Production of the B54 Mod 1 SADM began in August 1964. The weapon was 12 inch diameter, 18 inch long and weighed 58.5 lb, and included the warhead, fuzing and firing system with a mechanical timer, ferroelectric firing set and a sealed housing. The body was constructed with aluminium forgings and moulded fibreglass, and foam-rubber insulation was used between the warhead and case. Dials were illuminated with a tritium-phosphor paint for easy night-reading. A housing for underwater emplacement was provided which included external controls.

The B54 Mod 2 started production in June 1965. The weapon was the same size as previous mods, but now weighed 70 lb. This may be the highest yield boosted version of the weapon.

==Design==
The weapon was based on the Scarab device, which descended from the Gnat device. Scarab was also used as a primary stage in the thermonuclear weapon test Dominic Nambe.

Task requirements:
1. According to the passage on the B54 SADM, why were the dials of the Mod 1 painted with tritium-phosphor paint?
2. List every component that the passage on the B54 SADM says the Mod 1 weapon included.
3. Pick up the passage on the B54 SADM after its final sentence and carry it on.

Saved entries
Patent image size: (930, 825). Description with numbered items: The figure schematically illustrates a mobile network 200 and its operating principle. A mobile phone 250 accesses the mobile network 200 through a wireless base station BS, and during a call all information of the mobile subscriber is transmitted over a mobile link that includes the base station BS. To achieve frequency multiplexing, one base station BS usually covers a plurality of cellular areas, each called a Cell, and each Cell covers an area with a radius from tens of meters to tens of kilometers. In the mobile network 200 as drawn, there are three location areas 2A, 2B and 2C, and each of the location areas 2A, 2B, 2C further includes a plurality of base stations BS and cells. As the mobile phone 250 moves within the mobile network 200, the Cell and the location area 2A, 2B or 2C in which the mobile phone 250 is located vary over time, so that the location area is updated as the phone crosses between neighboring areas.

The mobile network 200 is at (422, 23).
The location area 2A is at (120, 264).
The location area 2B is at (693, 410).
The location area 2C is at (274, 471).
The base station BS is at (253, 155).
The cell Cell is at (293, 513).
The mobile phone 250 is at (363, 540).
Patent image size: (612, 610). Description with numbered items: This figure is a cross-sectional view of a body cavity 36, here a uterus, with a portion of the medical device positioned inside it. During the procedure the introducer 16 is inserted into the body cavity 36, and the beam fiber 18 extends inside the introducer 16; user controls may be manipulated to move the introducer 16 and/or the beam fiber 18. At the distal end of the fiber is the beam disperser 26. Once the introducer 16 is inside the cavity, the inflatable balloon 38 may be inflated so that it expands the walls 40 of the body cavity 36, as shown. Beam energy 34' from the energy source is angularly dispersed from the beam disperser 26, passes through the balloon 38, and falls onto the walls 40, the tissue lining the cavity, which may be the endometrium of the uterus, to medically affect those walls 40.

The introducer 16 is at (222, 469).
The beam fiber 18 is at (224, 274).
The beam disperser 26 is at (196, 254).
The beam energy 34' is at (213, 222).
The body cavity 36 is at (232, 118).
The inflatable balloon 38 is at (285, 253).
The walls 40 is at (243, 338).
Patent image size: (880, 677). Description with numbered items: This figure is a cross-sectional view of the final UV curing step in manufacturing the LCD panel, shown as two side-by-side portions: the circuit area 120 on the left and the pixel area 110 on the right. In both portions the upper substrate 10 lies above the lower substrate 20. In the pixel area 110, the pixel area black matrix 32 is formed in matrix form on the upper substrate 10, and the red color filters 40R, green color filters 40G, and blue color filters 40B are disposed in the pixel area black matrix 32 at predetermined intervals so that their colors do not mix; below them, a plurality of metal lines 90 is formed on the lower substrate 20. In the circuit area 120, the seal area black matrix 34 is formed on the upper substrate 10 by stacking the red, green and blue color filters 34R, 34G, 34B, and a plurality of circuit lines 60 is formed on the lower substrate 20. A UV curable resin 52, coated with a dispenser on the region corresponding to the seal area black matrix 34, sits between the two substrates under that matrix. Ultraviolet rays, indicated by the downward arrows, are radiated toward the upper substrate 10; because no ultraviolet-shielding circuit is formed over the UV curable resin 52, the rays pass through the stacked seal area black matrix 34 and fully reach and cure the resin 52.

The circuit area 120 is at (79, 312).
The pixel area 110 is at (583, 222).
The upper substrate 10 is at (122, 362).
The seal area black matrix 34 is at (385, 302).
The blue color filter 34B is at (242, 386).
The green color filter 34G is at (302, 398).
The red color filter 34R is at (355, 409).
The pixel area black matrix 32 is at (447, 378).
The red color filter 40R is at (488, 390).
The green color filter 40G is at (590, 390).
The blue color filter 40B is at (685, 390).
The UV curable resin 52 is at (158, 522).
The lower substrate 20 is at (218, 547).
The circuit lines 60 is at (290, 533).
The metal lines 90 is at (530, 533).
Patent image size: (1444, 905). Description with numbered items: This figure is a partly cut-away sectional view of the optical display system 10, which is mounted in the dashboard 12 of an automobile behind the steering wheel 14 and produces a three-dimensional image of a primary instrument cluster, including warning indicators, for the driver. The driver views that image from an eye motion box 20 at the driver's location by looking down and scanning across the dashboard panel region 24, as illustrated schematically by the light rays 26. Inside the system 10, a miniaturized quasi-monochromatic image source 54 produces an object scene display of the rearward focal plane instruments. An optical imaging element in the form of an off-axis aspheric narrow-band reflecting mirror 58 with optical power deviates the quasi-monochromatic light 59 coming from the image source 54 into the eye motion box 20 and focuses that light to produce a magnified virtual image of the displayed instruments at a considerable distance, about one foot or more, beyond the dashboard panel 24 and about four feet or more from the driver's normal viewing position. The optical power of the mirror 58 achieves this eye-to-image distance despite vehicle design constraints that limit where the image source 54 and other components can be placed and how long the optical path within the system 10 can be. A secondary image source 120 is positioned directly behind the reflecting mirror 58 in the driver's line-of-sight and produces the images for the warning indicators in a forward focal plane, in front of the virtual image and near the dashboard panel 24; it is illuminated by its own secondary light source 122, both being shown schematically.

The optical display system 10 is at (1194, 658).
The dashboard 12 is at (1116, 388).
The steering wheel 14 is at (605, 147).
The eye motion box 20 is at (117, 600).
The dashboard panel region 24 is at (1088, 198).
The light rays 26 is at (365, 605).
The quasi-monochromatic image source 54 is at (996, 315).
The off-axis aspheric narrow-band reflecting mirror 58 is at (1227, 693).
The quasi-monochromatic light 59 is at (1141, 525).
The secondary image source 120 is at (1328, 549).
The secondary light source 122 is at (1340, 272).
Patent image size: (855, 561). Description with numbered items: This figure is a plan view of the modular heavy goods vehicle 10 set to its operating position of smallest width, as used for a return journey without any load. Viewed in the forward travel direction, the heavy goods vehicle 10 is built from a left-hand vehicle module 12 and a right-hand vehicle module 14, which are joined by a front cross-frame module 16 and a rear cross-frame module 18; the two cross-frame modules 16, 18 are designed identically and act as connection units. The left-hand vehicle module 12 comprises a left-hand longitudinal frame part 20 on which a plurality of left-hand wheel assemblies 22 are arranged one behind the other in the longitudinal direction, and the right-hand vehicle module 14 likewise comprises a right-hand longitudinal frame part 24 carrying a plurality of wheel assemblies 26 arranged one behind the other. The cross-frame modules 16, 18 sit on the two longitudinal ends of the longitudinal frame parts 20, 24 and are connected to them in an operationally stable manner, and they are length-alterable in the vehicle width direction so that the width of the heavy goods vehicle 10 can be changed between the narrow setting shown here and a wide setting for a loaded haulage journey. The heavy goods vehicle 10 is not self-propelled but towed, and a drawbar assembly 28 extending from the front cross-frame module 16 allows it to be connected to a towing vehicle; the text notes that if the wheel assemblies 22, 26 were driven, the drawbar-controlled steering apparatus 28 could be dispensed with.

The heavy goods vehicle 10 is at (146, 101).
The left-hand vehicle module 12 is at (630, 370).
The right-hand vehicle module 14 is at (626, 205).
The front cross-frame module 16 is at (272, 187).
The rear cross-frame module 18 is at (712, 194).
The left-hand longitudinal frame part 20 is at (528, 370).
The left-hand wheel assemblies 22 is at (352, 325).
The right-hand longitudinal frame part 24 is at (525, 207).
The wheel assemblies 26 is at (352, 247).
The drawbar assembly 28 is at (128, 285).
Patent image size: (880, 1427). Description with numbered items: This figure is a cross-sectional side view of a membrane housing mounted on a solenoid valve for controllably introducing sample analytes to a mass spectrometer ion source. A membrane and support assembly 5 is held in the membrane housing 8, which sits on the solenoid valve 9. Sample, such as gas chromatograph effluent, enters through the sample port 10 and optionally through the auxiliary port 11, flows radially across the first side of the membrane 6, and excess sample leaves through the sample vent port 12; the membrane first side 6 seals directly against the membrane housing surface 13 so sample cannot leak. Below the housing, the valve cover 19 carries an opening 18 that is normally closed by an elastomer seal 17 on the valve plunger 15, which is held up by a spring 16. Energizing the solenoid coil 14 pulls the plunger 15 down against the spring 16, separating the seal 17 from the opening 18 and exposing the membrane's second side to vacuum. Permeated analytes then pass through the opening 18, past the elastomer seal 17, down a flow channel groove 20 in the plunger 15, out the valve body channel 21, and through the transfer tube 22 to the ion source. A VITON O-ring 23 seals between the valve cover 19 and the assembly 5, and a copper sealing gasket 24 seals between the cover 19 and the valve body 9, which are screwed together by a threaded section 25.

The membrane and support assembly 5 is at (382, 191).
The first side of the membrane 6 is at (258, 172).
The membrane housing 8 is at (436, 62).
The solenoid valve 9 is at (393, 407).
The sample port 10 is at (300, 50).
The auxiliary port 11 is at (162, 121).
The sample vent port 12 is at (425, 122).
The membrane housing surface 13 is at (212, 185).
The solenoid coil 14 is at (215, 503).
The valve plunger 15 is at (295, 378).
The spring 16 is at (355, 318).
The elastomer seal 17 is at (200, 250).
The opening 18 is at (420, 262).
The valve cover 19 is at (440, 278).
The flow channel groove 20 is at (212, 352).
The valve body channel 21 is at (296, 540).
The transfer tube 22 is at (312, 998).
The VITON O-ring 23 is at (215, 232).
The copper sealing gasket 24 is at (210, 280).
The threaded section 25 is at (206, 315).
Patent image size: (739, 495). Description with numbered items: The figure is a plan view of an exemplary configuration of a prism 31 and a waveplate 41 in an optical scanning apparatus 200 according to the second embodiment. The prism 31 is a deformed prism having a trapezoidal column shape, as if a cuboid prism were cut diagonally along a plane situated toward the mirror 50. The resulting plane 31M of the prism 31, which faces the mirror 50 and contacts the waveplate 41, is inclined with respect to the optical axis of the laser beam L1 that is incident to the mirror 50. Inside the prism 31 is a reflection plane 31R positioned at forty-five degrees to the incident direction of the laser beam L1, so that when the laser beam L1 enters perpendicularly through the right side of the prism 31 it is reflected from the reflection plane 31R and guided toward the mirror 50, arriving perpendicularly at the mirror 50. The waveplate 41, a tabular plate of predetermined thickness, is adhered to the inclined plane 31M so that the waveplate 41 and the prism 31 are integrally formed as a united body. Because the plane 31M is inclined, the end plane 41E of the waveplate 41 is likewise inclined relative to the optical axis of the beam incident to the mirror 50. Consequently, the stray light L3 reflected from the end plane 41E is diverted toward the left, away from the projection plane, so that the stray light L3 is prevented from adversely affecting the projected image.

Per-task answers:
1. The tritium-phosphor paint lit up the dials so they could be read easily at night.

2.
- The warhead
- A fuzing and firing system with a mechanical timer
- A ferroelectric firing set
- A sealed housing

3.
===Warhead===
Configured in the Davy Crockett role, the weapon contained two sets of fuzes: a radar based fuze set for a 40 ft airburst and a capacitance based fuze set for 2 ft airburst. These fuzes represented the high and low airburst modes of the weapon. The device contained 26 lb of high explosives.

Some sources give the yield for the Mod 0 as 250 tonTNT and the Mod 2 as 10 to 20 tonTNT, but declassified warhead development documents indicate the only difference between these two warheads was the environmental sensing devices used and that the warheads were field convertible, suggesting the weapons had the same yield. Official documents give the yield as 20 tTNT when configured in the XM388 round for the Davy Crockett.

It has been alleged that the British "Wee Gwen" warhead was a copy of the W54. Though never put into production, Wee Gwen was to contain 1.6 kg of plutonium and 2.42 kg uranium.

===Special Atomic Demolition Munition===
Yield is estimated to be 10 to 1000 tonTNT. According to former Green Light team members, the B54 SADM came with two selectable yield options of 0.1 or 0.2 kilotons.

The B54 SADM included a Field Wire Remote Control System (FWRCS), a device that enabled the sending of safe/arm and firing signals to the weapon via a wire for safe remote detonation of the weapon by troops. This system was tested for its resistance to electromagnetic radiation in February 1964.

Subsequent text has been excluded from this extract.